REQUIREMENT => Copy out every line of the material below without changing anything, but leave the pictures out.

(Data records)

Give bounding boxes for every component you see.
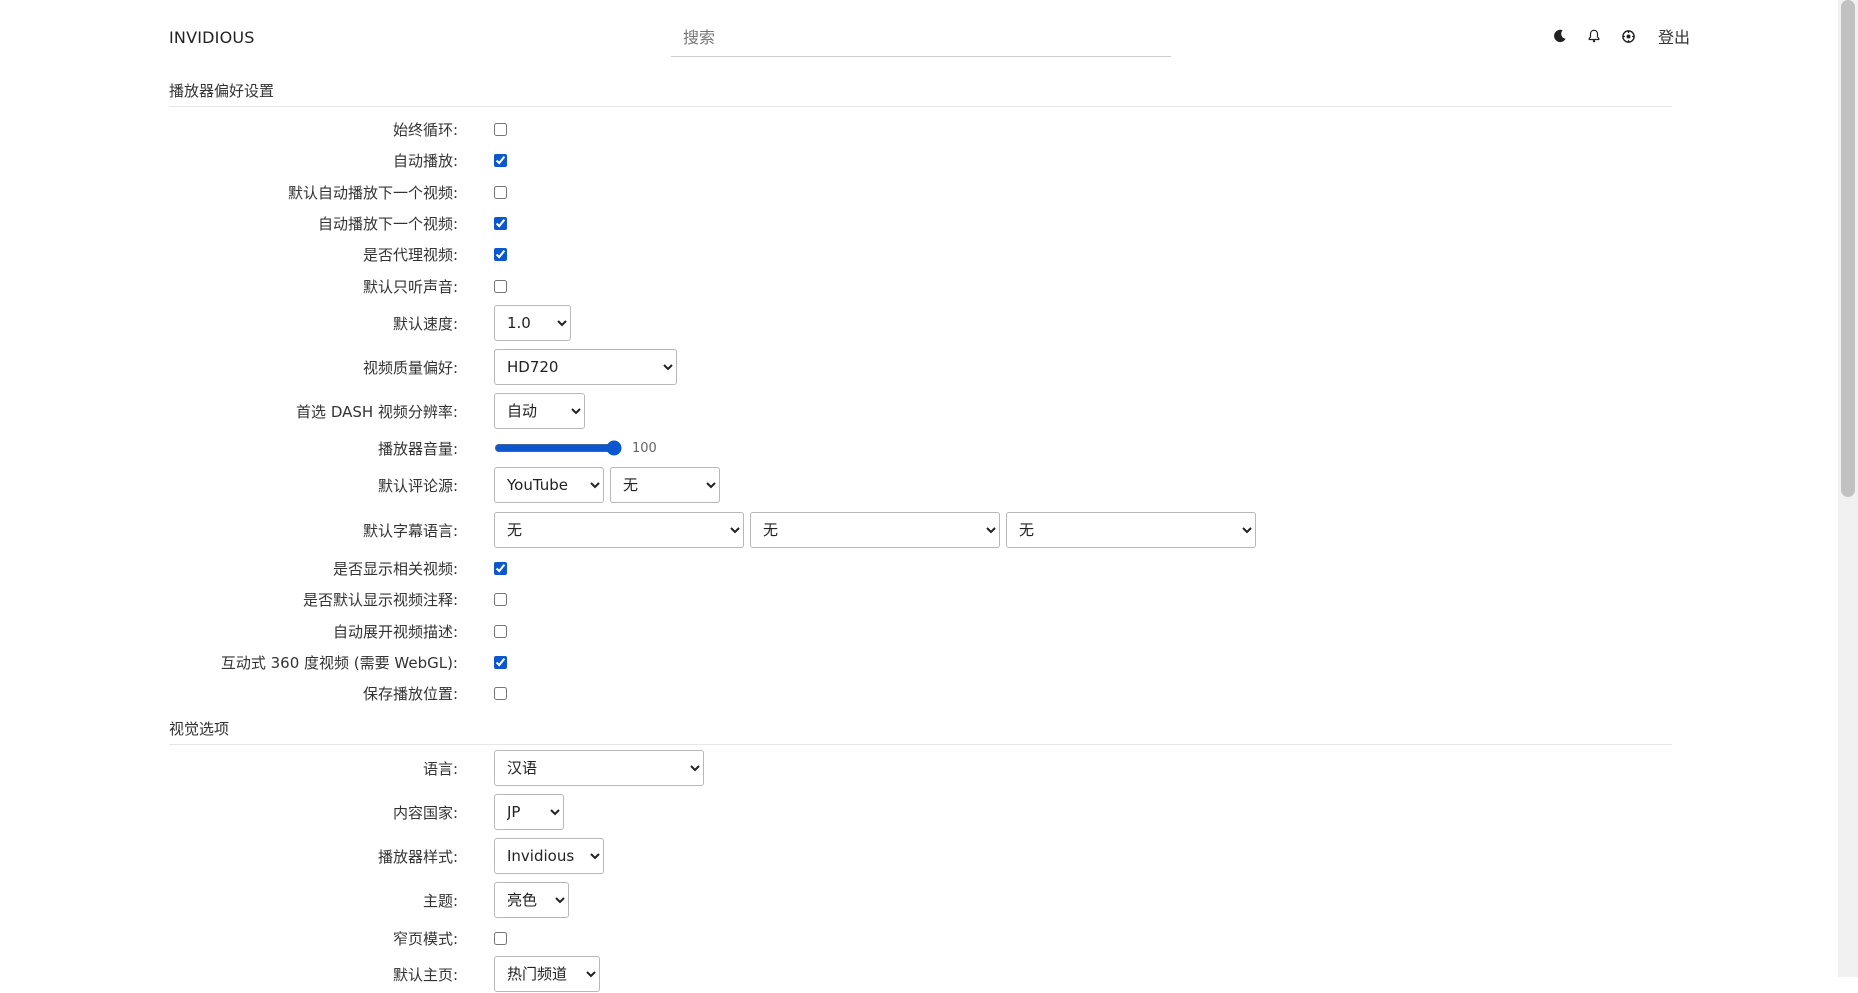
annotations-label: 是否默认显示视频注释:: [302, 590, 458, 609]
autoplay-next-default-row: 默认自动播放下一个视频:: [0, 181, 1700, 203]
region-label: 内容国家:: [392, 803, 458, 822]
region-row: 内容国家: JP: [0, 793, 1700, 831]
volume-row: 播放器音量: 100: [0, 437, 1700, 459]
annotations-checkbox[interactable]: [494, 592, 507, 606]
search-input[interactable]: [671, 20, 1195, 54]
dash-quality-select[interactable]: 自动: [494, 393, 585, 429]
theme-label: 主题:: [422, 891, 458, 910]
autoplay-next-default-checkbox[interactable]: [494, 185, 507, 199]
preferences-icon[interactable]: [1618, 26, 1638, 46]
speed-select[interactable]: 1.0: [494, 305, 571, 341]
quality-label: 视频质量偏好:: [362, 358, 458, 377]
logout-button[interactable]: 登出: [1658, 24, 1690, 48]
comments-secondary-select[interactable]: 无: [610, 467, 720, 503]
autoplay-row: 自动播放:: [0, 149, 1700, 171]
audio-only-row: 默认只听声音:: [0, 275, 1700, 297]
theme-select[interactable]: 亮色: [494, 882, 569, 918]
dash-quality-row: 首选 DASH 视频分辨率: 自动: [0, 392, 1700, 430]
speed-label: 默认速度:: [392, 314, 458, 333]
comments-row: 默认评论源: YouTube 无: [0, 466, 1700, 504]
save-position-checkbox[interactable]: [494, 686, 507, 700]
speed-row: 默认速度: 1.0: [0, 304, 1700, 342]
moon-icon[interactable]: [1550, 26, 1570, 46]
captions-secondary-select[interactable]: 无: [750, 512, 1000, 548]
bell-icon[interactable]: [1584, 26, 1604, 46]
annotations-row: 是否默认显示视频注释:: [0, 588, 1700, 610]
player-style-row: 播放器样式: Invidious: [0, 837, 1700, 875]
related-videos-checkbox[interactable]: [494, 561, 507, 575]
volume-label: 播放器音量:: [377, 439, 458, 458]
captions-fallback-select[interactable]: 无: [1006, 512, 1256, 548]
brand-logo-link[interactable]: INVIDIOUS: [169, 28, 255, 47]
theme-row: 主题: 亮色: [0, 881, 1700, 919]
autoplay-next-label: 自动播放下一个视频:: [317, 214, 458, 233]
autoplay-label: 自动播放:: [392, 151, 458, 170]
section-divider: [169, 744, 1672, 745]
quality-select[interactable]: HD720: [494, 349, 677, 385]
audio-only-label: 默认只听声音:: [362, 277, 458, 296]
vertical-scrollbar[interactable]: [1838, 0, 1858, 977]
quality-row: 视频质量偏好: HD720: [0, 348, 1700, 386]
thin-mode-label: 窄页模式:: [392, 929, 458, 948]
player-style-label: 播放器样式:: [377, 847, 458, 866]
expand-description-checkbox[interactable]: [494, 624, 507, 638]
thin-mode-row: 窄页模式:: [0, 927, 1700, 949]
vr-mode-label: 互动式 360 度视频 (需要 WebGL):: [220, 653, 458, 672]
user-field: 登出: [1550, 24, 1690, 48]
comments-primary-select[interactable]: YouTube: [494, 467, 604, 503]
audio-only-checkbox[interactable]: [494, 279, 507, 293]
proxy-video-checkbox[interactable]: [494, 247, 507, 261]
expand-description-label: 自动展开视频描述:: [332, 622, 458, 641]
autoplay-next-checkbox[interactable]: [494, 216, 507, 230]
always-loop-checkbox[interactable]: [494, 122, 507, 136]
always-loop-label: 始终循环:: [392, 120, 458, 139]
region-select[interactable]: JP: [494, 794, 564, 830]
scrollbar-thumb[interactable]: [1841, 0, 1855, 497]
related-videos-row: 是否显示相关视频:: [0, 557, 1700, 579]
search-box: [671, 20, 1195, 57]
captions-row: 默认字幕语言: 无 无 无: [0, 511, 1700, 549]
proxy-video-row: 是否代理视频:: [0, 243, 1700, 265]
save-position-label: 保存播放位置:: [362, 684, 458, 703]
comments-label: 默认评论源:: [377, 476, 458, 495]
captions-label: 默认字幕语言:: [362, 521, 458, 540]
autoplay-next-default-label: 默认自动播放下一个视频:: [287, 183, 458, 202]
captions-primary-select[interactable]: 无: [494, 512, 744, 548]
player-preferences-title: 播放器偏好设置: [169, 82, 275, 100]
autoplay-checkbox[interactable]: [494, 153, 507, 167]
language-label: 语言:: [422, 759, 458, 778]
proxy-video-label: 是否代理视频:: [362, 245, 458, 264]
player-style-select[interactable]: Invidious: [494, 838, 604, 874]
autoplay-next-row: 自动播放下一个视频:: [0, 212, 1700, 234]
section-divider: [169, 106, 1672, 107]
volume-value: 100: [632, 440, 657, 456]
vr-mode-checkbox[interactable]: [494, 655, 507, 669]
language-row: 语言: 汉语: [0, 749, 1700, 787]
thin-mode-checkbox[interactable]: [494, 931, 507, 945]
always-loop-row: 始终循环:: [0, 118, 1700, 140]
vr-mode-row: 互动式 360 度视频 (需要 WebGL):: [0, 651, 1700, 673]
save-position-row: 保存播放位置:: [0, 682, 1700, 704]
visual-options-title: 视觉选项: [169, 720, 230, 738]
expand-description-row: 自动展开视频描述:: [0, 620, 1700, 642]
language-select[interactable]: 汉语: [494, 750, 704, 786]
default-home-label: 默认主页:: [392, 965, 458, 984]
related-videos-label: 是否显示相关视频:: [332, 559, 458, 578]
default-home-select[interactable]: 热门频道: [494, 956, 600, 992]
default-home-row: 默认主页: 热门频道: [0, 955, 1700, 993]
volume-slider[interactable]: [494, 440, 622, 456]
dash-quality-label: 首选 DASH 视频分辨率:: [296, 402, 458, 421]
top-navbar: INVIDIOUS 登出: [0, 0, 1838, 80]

RESULT OF THE TASK =>
Give bounding boxes for every component you see.
annotations-label: 是否默认显示视频注释:: [302, 590, 458, 609]
autoplay-next-default-row: 默认自动播放下一个视频:: [0, 181, 1700, 203]
region-label: 内容国家:: [392, 803, 458, 822]
region-row: 内容国家: JP: [0, 793, 1700, 831]
volume-row: 播放器音量: 100: [0, 437, 1700, 459]
annotations-checkbox[interactable]: [494, 592, 507, 606]
search-input[interactable]: [671, 20, 1195, 54]
dash-quality-select[interactable]: 自动: [494, 393, 585, 429]
theme-label: 主题:: [422, 891, 458, 910]
autoplay-next-default-checkbox[interactable]: [494, 185, 507, 199]
preferences-icon[interactable]: [1618, 26, 1638, 46]
speed-select[interactable]: 1.0: [494, 305, 571, 341]
quality-label: 视频质量偏好:: [362, 358, 458, 377]
logout-button[interactable]: 登出: [1658, 24, 1690, 48]
comments-secondary-select[interactable]: 无: [610, 467, 720, 503]
autoplay-row: 自动播放:: [0, 149, 1700, 171]
audio-only-row: 默认只听声音:: [0, 275, 1700, 297]
theme-select[interactable]: 亮色: [494, 882, 569, 918]
dash-quality-row: 首选 DASH 视频分辨率: 自动: [0, 392, 1700, 430]
speed-label: 默认速度:: [392, 314, 458, 333]
comments-row: 默认评论源: YouTube 无: [0, 466, 1700, 504]
save-position-checkbox[interactable]: [494, 686, 507, 700]
speed-row: 默认速度: 1.0: [0, 304, 1700, 342]
moon-icon[interactable]: [1550, 26, 1570, 46]
captions-secondary-select[interactable]: 无: [750, 512, 1000, 548]
bell-icon[interactable]: [1584, 26, 1604, 46]
annotations-row: 是否默认显示视频注释:: [0, 588, 1700, 610]
player-style-row: 播放器样式: Invidious: [0, 837, 1700, 875]
related-videos-checkbox[interactable]: [494, 561, 507, 575]
volume-label: 播放器音量:: [377, 439, 458, 458]
captions-fallback-select[interactable]: 无: [1006, 512, 1256, 548]
brand-logo-link[interactable]: INVIDIOUS: [169, 28, 255, 47]
theme-row: 主题: 亮色: [0, 881, 1700, 919]
autoplay-next-label: 自动播放下一个视频:: [317, 214, 458, 233]
autoplay-label: 自动播放:: [392, 151, 458, 170]
section-divider: [169, 744, 1672, 745]
quality-select[interactable]: HD720: [494, 349, 677, 385]
audio-only-label: 默认只听声音:: [362, 277, 458, 296]
vertical-scrollbar[interactable]: [1838, 0, 1858, 977]
quality-row: 视频质量偏好: HD720: [0, 348, 1700, 386]
thin-mode-label: 窄页模式:: [392, 929, 458, 948]
player-style-label: 播放器样式:: [377, 847, 458, 866]
expand-description-checkbox[interactable]: [494, 624, 507, 638]
thin-mode-row: 窄页模式:: [0, 927, 1700, 949]
vr-mode-label: 互动式 360 度视频 (需要 WebGL):: [220, 653, 458, 672]
user-field: 登出: [1550, 24, 1690, 48]
comments-primary-select[interactable]: YouTube: [494, 467, 604, 503]
audio-only-checkbox[interactable]: [494, 279, 507, 293]
proxy-video-checkbox[interactable]: [494, 247, 507, 261]
expand-description-label: 自动展开视频描述:: [332, 622, 458, 641]
autoplay-next-checkbox[interactable]: [494, 216, 507, 230]
always-loop-checkbox[interactable]: [494, 122, 507, 136]
always-loop-label: 始终循环:: [392, 120, 458, 139]
region-select[interactable]: JP: [494, 794, 564, 830]
scrollbar-thumb[interactable]: [1841, 0, 1855, 497]
related-videos-row: 是否显示相关视频:: [0, 557, 1700, 579]
search-box: [671, 20, 1195, 57]
captions-row: 默认字幕语言: 无 无 无: [0, 511, 1700, 549]
proxy-video-row: 是否代理视频:: [0, 243, 1700, 265]
save-position-label: 保存播放位置:: [362, 684, 458, 703]
comments-label: 默认评论源:: [377, 476, 458, 495]
captions-label: 默认字幕语言:: [362, 521, 458, 540]
autoplay-next-default-label: 默认自动播放下一个视频:: [287, 183, 458, 202]
captions-primary-select[interactable]: 无: [494, 512, 744, 548]
player-preferences-title: 播放器偏好设置: [169, 82, 275, 100]
autoplay-checkbox[interactable]: [494, 153, 507, 167]
language-label: 语言:: [422, 759, 458, 778]
proxy-video-label: 是否代理视频:: [362, 245, 458, 264]
player-style-select[interactable]: Invidious: [494, 838, 604, 874]
autoplay-next-row: 自动播放下一个视频:: [0, 212, 1700, 234]
section-divider: [169, 106, 1672, 107]
volume-value: 100: [632, 440, 657, 456]
vr-mode-checkbox[interactable]: [494, 655, 507, 669]
language-row: 语言: 汉语: [0, 749, 1700, 787]
thin-mode-checkbox[interactable]: [494, 931, 507, 945]
always-loop-row: 始终循环:: [0, 118, 1700, 140]
vr-mode-row: 互动式 360 度视频 (需要 WebGL):: [0, 651, 1700, 673]
save-position-row: 保存播放位置:: [0, 682, 1700, 704]
visual-options-title: 视觉选项: [169, 720, 230, 738]
expand-description-row: 自动展开视频描述:: [0, 620, 1700, 642]
language-select[interactable]: 汉语: [494, 750, 704, 786]
default-home-label: 默认主页:: [392, 965, 458, 984]
related-videos-label: 是否显示相关视频:: [332, 559, 458, 578]
default-home-select[interactable]: 热门频道: [494, 956, 600, 992]
default-home-row: 默认主页: 热门频道: [0, 955, 1700, 993]
volume-slider[interactable]: [494, 440, 622, 456]
dash-quality-label: 首选 DASH 视频分辨率:: [296, 402, 458, 421]
top-navbar: INVIDIOUS 登出: [0, 0, 1838, 80]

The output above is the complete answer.